* AIM OF THE TASK
Find every line in the records below that holds the word "schvaluje", and copy each one.

* Stored data entries

►

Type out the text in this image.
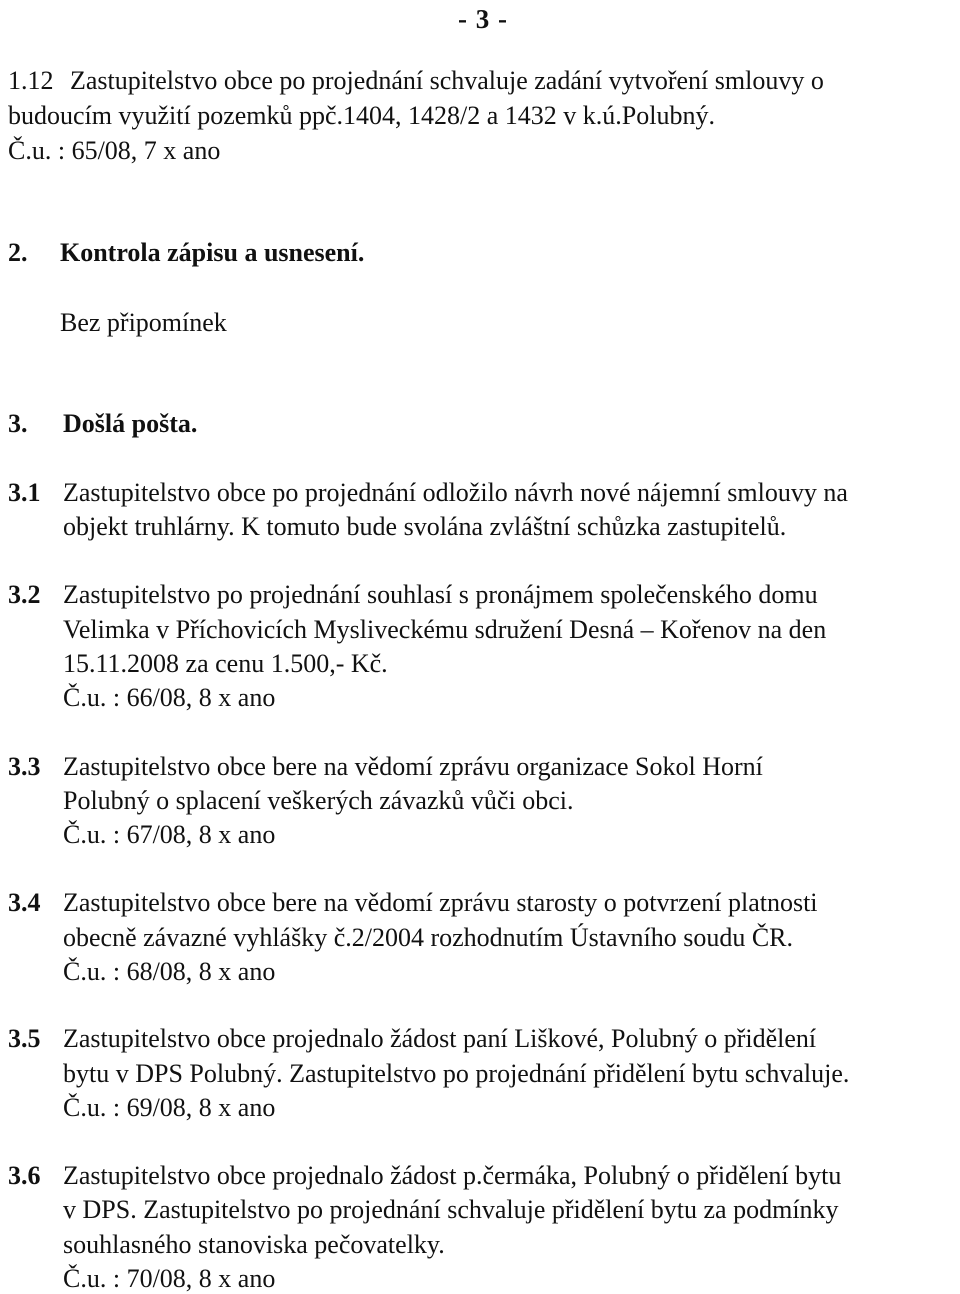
- 3 -
1.12 Zastupitelstvo obce po projednání schvaluje zadání vytvoření smlouvy o
budoucím využití pozemků ppč.1404, 1428/2 a 1432 v k.ú.Polubný.
Č.u. : 65/08, 7 x ano
2. Kontrola zápisu a usnesení.
Bez připomínek
3. Došlá pošta.
3.1 Zastupitelstvo obce po projednání odložilo návrh nové nájemní smlouvy na
objekt truhlárny. K tomuto bude svolána zvláštní schůzka zastupitelů.
3.2 Zastupitelstvo po projednání souhlasí s pronájmem společenského domu
Velimka v Příchovicích Mysliveckému sdružení Desná – Kořenov na den
15.11.2008 za cenu 1.500,- Kč.
Č.u. : 66/08, 8 x ano
3.3 Zastupitelstvo obce bere na vědomí zprávu organizace Sokol Horní
Polubný o splacení veškerých závazků vůči obci.
Č.u. : 67/08, 8 x ano
3.4 Zastupitelstvo obce bere na vědomí zprávu starosty o potvrzení platnosti
obecně závazné vyhlášky č.2/2004 rozhodnutím Ústavního soudu ČR.
Č.u. : 68/08, 8 x ano
3.5 Zastupitelstvo obce projednalo žádost paní Liškové, Polubný o přidělení
bytu v DPS Polubný. Zastupitelstvo po projednání přidělení bytu schvaluje.
Č.u. : 69/08, 8 x ano
3.6 Zastupitelstvo obce projednalo žádost p.čermáka, Polubný o přidělení bytu
v DPS. Zastupitelstvo po projednání schvaluje přidělení bytu za podmínky
souhlasného stanoviska pečovatelky.
Č.u. : 70/08, 8 x ano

◄

* EXPECTED OUTPUT
1.12 Zastupitelstvo obce po projednání schvaluje zadání vytvoření smlouvy o
bytu v DPS Polubný. Zastupitelstvo po projednání přidělení bytu schvaluje.
v DPS. Zastupitelstvo po projednání schvaluje přidělení bytu za podmínky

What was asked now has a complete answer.